Saved data entries

════

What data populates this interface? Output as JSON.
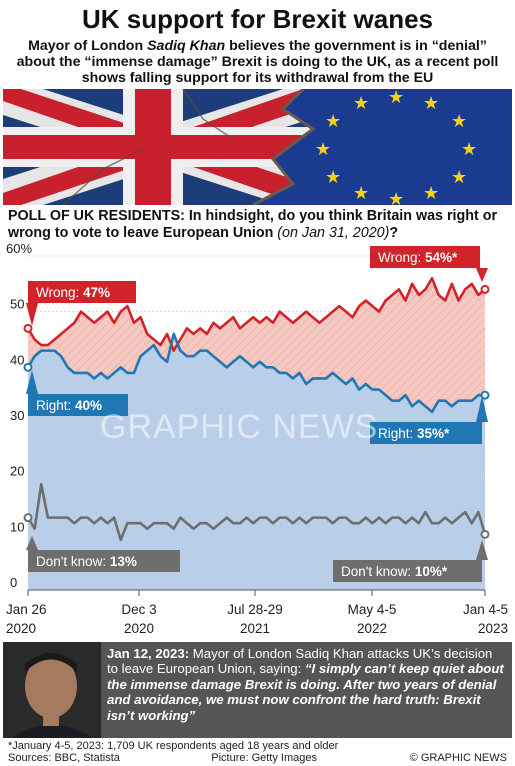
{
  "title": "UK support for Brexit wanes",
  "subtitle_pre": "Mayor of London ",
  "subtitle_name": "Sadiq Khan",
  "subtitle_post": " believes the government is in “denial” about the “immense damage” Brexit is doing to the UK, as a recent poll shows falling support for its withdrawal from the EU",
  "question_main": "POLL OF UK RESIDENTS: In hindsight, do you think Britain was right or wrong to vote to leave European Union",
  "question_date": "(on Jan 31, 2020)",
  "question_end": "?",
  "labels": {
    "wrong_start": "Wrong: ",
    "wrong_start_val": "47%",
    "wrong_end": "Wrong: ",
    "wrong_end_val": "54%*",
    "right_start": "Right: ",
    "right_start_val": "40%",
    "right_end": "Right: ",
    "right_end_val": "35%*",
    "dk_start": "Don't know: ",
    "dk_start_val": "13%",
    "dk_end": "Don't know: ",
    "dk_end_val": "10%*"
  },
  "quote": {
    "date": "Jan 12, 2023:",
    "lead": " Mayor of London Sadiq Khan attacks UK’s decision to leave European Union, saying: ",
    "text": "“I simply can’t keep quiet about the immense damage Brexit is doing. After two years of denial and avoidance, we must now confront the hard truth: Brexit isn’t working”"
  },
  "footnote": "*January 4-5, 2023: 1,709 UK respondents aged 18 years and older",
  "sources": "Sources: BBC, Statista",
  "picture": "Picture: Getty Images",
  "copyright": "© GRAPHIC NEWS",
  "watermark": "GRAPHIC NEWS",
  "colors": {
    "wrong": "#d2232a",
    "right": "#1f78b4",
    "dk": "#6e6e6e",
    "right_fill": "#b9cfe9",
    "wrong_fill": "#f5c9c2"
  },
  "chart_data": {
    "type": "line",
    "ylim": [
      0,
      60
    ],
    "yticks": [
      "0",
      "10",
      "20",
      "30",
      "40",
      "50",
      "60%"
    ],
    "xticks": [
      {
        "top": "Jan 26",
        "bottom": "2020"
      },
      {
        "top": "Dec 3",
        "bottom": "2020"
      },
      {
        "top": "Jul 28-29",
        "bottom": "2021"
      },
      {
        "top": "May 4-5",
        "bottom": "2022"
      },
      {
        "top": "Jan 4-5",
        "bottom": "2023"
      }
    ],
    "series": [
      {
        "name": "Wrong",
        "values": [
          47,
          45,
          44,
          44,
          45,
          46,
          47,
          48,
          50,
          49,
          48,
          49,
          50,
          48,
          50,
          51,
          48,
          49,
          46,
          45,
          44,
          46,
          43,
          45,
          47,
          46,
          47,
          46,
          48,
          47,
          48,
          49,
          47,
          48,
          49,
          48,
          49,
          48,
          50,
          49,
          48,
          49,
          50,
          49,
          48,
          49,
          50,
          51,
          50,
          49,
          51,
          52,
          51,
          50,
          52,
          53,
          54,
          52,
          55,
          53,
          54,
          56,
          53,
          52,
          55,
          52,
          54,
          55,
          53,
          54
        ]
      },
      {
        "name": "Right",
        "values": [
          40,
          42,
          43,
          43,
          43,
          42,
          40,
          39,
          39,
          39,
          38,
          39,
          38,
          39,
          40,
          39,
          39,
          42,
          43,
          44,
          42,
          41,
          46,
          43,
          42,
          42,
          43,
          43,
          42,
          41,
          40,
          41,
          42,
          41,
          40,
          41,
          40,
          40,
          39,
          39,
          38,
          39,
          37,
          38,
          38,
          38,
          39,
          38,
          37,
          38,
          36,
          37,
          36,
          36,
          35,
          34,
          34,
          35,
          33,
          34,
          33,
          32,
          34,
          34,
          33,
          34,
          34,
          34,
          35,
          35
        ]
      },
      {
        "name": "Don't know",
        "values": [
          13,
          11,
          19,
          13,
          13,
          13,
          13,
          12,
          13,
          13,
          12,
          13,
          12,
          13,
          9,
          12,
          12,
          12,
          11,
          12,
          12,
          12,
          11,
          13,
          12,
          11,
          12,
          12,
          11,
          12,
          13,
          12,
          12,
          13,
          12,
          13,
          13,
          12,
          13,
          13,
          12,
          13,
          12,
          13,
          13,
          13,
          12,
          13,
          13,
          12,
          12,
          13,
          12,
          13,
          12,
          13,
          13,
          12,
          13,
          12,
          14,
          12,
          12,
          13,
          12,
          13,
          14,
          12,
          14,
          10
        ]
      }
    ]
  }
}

════

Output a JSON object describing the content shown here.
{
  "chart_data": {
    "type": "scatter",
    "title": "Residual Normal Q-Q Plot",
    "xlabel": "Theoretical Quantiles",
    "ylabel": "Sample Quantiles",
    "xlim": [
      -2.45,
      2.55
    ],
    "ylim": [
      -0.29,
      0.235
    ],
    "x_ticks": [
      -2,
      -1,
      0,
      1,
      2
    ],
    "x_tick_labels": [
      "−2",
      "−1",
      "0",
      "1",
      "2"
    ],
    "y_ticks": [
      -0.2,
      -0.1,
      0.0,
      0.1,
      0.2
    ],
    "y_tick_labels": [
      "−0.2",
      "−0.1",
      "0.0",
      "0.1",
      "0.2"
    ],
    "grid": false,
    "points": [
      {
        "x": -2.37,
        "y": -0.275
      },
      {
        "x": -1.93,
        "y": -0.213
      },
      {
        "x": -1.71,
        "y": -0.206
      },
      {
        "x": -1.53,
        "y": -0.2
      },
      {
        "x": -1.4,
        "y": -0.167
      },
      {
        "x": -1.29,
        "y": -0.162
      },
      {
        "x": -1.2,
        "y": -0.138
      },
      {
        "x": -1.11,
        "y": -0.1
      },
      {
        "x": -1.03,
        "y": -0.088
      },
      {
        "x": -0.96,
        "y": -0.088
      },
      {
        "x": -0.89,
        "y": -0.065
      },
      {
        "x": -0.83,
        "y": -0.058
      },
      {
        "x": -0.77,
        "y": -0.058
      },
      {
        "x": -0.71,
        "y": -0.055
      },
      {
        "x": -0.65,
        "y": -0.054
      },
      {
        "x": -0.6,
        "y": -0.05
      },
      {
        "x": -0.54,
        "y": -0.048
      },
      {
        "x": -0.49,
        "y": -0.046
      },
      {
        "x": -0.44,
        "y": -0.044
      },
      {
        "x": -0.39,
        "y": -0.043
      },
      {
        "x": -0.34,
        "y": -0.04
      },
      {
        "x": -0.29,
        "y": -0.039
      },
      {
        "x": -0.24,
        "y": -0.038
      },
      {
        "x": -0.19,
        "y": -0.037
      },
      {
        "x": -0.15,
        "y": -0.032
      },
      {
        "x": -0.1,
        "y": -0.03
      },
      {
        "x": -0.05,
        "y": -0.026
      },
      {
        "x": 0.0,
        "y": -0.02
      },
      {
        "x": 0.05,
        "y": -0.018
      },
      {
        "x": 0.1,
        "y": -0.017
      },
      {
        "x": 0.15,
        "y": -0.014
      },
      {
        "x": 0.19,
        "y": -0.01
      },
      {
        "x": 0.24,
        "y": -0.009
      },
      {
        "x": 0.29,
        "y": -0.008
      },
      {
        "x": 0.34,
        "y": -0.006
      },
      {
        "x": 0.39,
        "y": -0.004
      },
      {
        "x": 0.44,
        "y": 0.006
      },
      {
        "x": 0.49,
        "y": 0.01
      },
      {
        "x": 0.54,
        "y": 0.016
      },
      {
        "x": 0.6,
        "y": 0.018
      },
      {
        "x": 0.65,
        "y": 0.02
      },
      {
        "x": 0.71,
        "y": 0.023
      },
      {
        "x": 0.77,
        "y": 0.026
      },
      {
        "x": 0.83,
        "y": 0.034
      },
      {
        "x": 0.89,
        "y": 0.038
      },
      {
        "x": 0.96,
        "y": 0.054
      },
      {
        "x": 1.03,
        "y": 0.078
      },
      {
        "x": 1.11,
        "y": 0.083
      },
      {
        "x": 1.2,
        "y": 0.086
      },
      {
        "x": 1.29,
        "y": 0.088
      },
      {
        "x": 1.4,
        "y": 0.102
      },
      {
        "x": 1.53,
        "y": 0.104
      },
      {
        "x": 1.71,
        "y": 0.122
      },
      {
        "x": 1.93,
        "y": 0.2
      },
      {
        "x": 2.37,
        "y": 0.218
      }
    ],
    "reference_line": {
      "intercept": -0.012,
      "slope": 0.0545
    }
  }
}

════

The request -
Look through the entries above and list every line containing "Output".

Response to the task -
What data populates this interface? Output as JSON.
Output a JSON object describing the content shown here.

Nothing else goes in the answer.